*GIVEN PROBLEM*:
Skip every image and restate the data word for word.

*DATA PROVIDED*:

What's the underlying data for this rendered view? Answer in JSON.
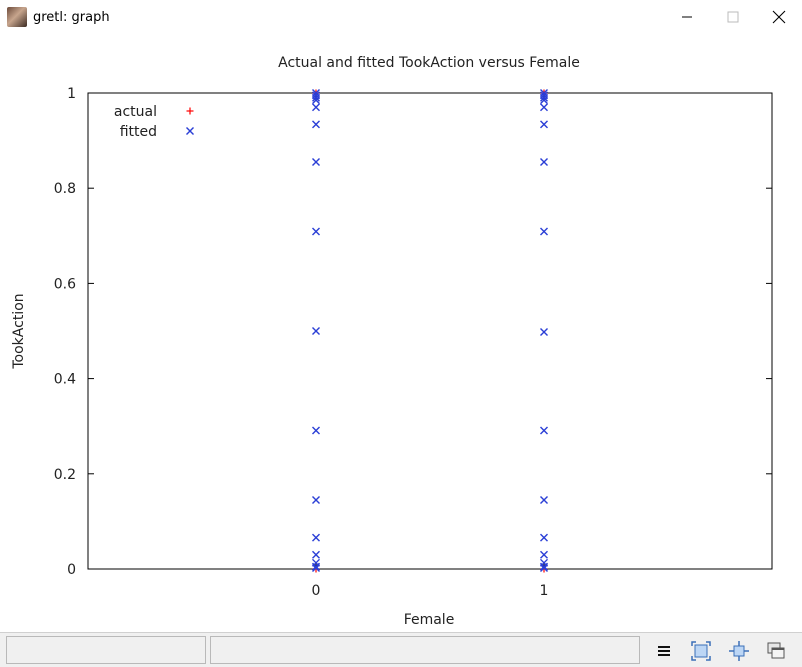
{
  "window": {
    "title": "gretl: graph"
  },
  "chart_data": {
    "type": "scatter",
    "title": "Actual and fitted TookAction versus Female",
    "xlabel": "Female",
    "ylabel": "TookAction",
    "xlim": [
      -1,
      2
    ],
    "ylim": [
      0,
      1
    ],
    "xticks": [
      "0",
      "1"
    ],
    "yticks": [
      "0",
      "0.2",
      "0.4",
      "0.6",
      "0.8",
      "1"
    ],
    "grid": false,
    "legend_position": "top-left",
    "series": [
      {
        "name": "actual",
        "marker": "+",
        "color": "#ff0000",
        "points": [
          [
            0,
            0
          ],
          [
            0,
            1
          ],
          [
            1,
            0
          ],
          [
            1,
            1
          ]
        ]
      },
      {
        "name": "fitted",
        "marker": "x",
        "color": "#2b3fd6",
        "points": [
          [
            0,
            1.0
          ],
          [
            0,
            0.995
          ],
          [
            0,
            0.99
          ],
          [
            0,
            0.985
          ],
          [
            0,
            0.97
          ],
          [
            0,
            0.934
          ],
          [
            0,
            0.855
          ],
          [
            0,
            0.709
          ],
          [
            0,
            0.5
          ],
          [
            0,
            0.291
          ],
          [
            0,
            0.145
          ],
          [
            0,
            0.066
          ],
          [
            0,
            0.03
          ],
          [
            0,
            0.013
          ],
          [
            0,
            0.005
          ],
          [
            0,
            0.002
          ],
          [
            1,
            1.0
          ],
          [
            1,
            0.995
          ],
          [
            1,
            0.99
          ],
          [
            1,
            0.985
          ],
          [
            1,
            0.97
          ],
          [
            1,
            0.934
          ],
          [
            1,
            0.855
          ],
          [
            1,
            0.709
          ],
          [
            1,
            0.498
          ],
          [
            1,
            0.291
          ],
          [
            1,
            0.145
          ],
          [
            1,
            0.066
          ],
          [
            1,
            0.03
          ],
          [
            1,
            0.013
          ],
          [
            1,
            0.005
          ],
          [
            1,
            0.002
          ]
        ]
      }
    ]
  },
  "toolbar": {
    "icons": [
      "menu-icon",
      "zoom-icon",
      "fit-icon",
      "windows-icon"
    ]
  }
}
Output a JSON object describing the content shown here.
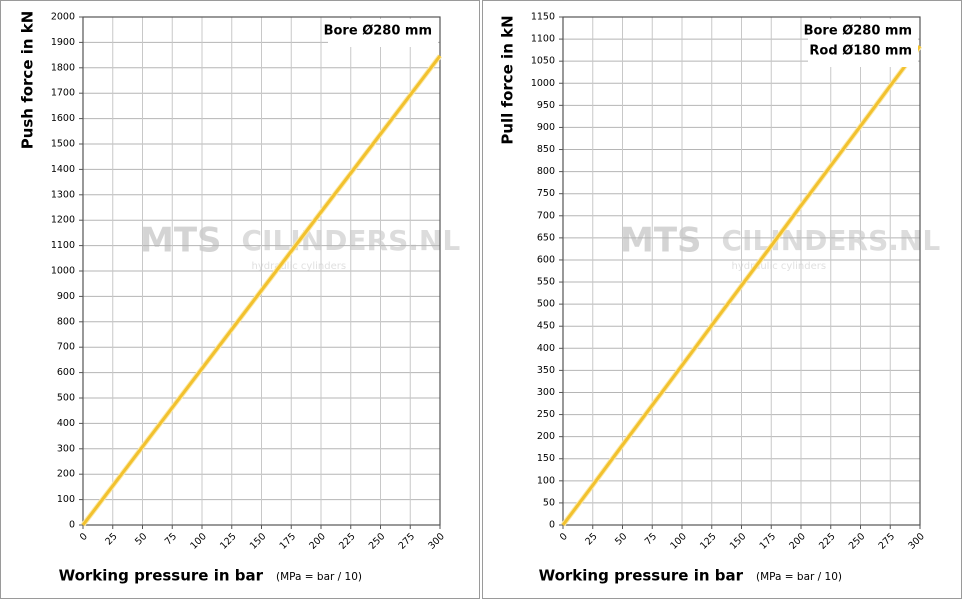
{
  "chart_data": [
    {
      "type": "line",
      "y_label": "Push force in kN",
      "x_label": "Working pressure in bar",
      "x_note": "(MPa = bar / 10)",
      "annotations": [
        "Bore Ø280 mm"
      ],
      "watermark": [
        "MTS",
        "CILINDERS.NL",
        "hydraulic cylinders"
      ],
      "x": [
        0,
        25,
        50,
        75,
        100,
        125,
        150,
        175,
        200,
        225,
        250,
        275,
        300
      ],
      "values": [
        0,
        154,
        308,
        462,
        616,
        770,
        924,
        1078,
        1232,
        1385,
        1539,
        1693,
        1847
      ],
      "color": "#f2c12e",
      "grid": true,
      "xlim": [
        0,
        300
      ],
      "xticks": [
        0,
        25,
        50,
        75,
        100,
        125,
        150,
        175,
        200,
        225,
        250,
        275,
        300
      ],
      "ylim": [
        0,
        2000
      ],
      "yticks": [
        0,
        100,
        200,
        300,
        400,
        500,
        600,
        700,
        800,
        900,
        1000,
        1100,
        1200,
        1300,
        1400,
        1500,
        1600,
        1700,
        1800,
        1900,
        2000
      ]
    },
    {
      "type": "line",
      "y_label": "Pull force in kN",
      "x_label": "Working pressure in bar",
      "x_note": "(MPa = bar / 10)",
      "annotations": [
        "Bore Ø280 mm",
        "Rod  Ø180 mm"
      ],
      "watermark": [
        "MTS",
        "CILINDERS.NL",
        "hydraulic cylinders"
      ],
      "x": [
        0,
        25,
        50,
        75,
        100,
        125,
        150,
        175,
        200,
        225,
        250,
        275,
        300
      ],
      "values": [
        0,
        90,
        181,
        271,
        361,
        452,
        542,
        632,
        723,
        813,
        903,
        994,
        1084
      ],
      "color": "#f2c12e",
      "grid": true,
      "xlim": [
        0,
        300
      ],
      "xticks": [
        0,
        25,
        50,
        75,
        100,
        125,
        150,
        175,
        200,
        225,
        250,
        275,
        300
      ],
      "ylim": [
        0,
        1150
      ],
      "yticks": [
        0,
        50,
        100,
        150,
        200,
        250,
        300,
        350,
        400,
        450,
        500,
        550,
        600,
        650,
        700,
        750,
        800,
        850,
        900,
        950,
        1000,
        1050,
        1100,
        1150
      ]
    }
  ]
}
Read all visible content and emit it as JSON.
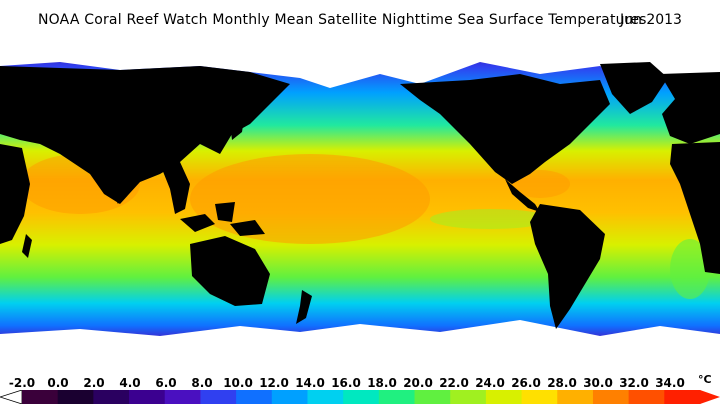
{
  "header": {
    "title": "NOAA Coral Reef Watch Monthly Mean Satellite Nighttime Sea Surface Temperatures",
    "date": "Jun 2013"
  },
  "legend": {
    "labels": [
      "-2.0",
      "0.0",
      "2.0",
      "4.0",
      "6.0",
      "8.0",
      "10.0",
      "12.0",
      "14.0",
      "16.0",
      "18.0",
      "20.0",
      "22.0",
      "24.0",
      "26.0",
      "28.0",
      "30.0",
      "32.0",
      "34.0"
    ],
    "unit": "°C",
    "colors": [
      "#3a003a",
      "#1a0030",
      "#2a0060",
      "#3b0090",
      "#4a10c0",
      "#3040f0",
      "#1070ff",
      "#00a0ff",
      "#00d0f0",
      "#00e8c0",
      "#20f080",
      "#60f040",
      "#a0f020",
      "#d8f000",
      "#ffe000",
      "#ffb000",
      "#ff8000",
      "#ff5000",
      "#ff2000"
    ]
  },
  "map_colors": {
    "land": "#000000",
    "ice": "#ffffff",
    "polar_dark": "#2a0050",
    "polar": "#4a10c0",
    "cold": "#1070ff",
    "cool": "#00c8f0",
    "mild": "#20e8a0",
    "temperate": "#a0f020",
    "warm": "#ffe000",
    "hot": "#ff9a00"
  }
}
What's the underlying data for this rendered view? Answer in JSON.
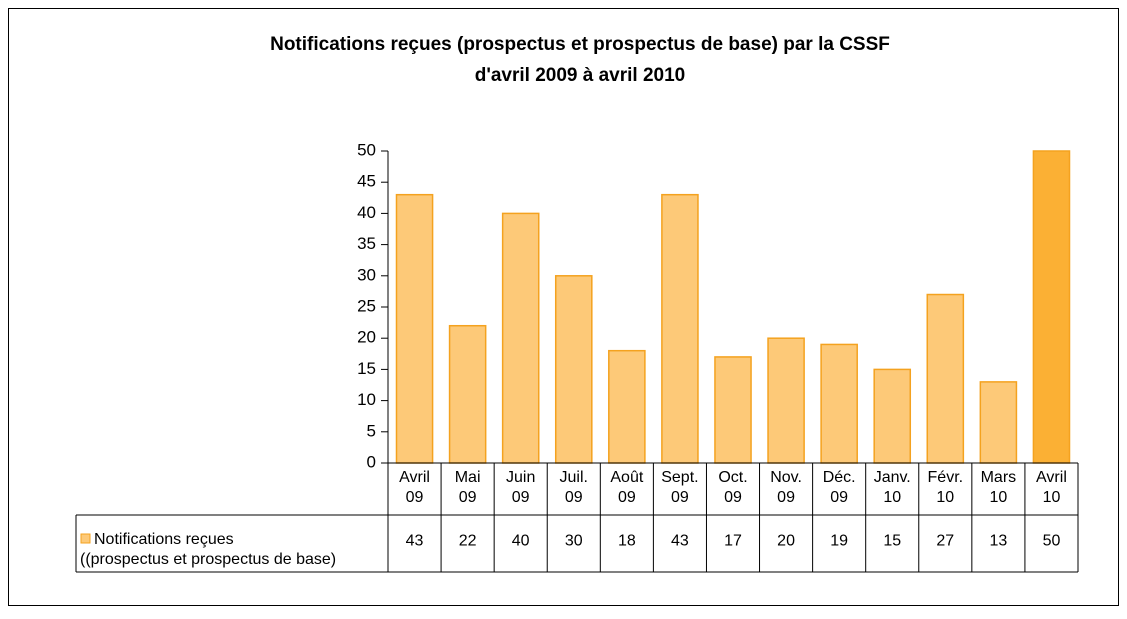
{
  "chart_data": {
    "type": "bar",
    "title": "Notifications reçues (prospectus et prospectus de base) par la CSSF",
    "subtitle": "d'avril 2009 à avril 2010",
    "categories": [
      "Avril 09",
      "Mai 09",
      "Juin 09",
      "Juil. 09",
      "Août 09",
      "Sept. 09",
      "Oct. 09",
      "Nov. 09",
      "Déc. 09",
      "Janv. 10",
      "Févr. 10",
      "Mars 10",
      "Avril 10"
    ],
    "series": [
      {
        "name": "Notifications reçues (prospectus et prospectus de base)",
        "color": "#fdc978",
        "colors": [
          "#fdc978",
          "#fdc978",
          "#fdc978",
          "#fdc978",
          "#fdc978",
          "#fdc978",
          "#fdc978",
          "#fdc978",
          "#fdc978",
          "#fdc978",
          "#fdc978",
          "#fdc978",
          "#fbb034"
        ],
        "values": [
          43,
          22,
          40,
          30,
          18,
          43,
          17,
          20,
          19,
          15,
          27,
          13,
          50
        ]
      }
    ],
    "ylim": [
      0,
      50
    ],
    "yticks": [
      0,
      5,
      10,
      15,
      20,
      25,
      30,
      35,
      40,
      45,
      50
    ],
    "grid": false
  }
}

*REPLY TO THE TASK*:
What's the underlying data for this rendered view? Answer in JSON.
{
  "window": {
    "title": "gretl: graph"
  },
  "chart_data": {
    "type": "scatter",
    "title": "Actual and fitted TookAction versus Female",
    "xlabel": "Female",
    "ylabel": "TookAction",
    "xlim": [
      -1,
      2
    ],
    "ylim": [
      0,
      1
    ],
    "xticks": [
      "0",
      "1"
    ],
    "yticks": [
      "0",
      "0.2",
      "0.4",
      "0.6",
      "0.8",
      "1"
    ],
    "grid": false,
    "legend_position": "top-left",
    "series": [
      {
        "name": "actual",
        "marker": "+",
        "color": "#ff0000",
        "points": [
          [
            0,
            0
          ],
          [
            0,
            1
          ],
          [
            1,
            0
          ],
          [
            1,
            1
          ]
        ]
      },
      {
        "name": "fitted",
        "marker": "x",
        "color": "#2b3fd6",
        "points": [
          [
            0,
            1.0
          ],
          [
            0,
            0.995
          ],
          [
            0,
            0.99
          ],
          [
            0,
            0.985
          ],
          [
            0,
            0.97
          ],
          [
            0,
            0.934
          ],
          [
            0,
            0.855
          ],
          [
            0,
            0.709
          ],
          [
            0,
            0.5
          ],
          [
            0,
            0.291
          ],
          [
            0,
            0.145
          ],
          [
            0,
            0.066
          ],
          [
            0,
            0.03
          ],
          [
            0,
            0.013
          ],
          [
            0,
            0.005
          ],
          [
            0,
            0.002
          ],
          [
            1,
            1.0
          ],
          [
            1,
            0.995
          ],
          [
            1,
            0.99
          ],
          [
            1,
            0.985
          ],
          [
            1,
            0.97
          ],
          [
            1,
            0.934
          ],
          [
            1,
            0.855
          ],
          [
            1,
            0.709
          ],
          [
            1,
            0.498
          ],
          [
            1,
            0.291
          ],
          [
            1,
            0.145
          ],
          [
            1,
            0.066
          ],
          [
            1,
            0.03
          ],
          [
            1,
            0.013
          ],
          [
            1,
            0.005
          ],
          [
            1,
            0.002
          ]
        ]
      }
    ]
  },
  "toolbar": {
    "icons": [
      "menu-icon",
      "zoom-icon",
      "fit-icon",
      "windows-icon"
    ]
  }
}
Output a JSON object describing the content shown here.
{
  "chart_data": [
    {
      "type": "line",
      "y_label": "Push force in kN",
      "x_label": "Working pressure in bar",
      "x_note": "(MPa = bar / 10)",
      "annotations": [
        "Bore Ø280 mm"
      ],
      "watermark": [
        "MTS",
        "CILINDERS.NL",
        "hydraulic cylinders"
      ],
      "x": [
        0,
        25,
        50,
        75,
        100,
        125,
        150,
        175,
        200,
        225,
        250,
        275,
        300
      ],
      "values": [
        0,
        154,
        308,
        462,
        616,
        770,
        924,
        1078,
        1232,
        1385,
        1539,
        1693,
        1847
      ],
      "color": "#f2c12e",
      "grid": true,
      "xlim": [
        0,
        300
      ],
      "xticks": [
        0,
        25,
        50,
        75,
        100,
        125,
        150,
        175,
        200,
        225,
        250,
        275,
        300
      ],
      "ylim": [
        0,
        2000
      ],
      "yticks": [
        0,
        100,
        200,
        300,
        400,
        500,
        600,
        700,
        800,
        900,
        1000,
        1100,
        1200,
        1300,
        1400,
        1500,
        1600,
        1700,
        1800,
        1900,
        2000
      ]
    },
    {
      "type": "line",
      "y_label": "Pull force in kN",
      "x_label": "Working pressure in bar",
      "x_note": "(MPa = bar / 10)",
      "annotations": [
        "Bore Ø280 mm",
        "Rod  Ø180 mm"
      ],
      "watermark": [
        "MTS",
        "CILINDERS.NL",
        "hydraulic cylinders"
      ],
      "x": [
        0,
        25,
        50,
        75,
        100,
        125,
        150,
        175,
        200,
        225,
        250,
        275,
        300
      ],
      "values": [
        0,
        90,
        181,
        271,
        361,
        452,
        542,
        632,
        723,
        813,
        903,
        994,
        1084
      ],
      "color": "#f2c12e",
      "grid": true,
      "xlim": [
        0,
        300
      ],
      "xticks": [
        0,
        25,
        50,
        75,
        100,
        125,
        150,
        175,
        200,
        225,
        250,
        275,
        300
      ],
      "ylim": [
        0,
        1150
      ],
      "yticks": [
        0,
        50,
        100,
        150,
        200,
        250,
        300,
        350,
        400,
        450,
        500,
        550,
        600,
        650,
        700,
        750,
        800,
        850,
        900,
        950,
        1000,
        1050,
        1100,
        1150
      ]
    }
  ]
}
Read all visible content and emit it as JSON.
{
  "header": {
    "title": "NOAA Coral Reef Watch Monthly Mean Satellite Nighttime Sea Surface Temperatures",
    "date": "Jun 2013"
  },
  "legend": {
    "labels": [
      "-2.0",
      "0.0",
      "2.0",
      "4.0",
      "6.0",
      "8.0",
      "10.0",
      "12.0",
      "14.0",
      "16.0",
      "18.0",
      "20.0",
      "22.0",
      "24.0",
      "26.0",
      "28.0",
      "30.0",
      "32.0",
      "34.0"
    ],
    "unit": "°C",
    "colors": [
      "#3a003a",
      "#1a0030",
      "#2a0060",
      "#3b0090",
      "#4a10c0",
      "#3040f0",
      "#1070ff",
      "#00a0ff",
      "#00d0f0",
      "#00e8c0",
      "#20f080",
      "#60f040",
      "#a0f020",
      "#d8f000",
      "#ffe000",
      "#ffb000",
      "#ff8000",
      "#ff5000",
      "#ff2000"
    ]
  },
  "map_colors": {
    "land": "#000000",
    "ice": "#ffffff",
    "polar_dark": "#2a0050",
    "polar": "#4a10c0",
    "cold": "#1070ff",
    "cool": "#00c8f0",
    "mild": "#20e8a0",
    "temperate": "#a0f020",
    "warm": "#ffe000",
    "hot": "#ff9a00"
  }
}
What's the underlying data for this rendered view? Answer in JSON.
{
  "chart_data": {
    "type": "bar",
    "title": "Notifications reçues (prospectus et prospectus de base) par la CSSF",
    "subtitle": "d'avril 2009 à avril 2010",
    "categories": [
      "Avril 09",
      "Mai 09",
      "Juin 09",
      "Juil. 09",
      "Août 09",
      "Sept. 09",
      "Oct. 09",
      "Nov. 09",
      "Déc. 09",
      "Janv. 10",
      "Févr. 10",
      "Mars 10",
      "Avril 10"
    ],
    "series": [
      {
        "name": "Notifications reçues (prospectus et prospectus de base)",
        "color": "#fdc978",
        "colors": [
          "#fdc978",
          "#fdc978",
          "#fdc978",
          "#fdc978",
          "#fdc978",
          "#fdc978",
          "#fdc978",
          "#fdc978",
          "#fdc978",
          "#fdc978",
          "#fdc978",
          "#fdc978",
          "#fbb034"
        ],
        "values": [
          43,
          22,
          40,
          30,
          18,
          43,
          17,
          20,
          19,
          15,
          27,
          13,
          50
        ]
      }
    ],
    "ylim": [
      0,
      50
    ],
    "yticks": [
      0,
      5,
      10,
      15,
      20,
      25,
      30,
      35,
      40,
      45,
      50
    ],
    "grid": false
  }
}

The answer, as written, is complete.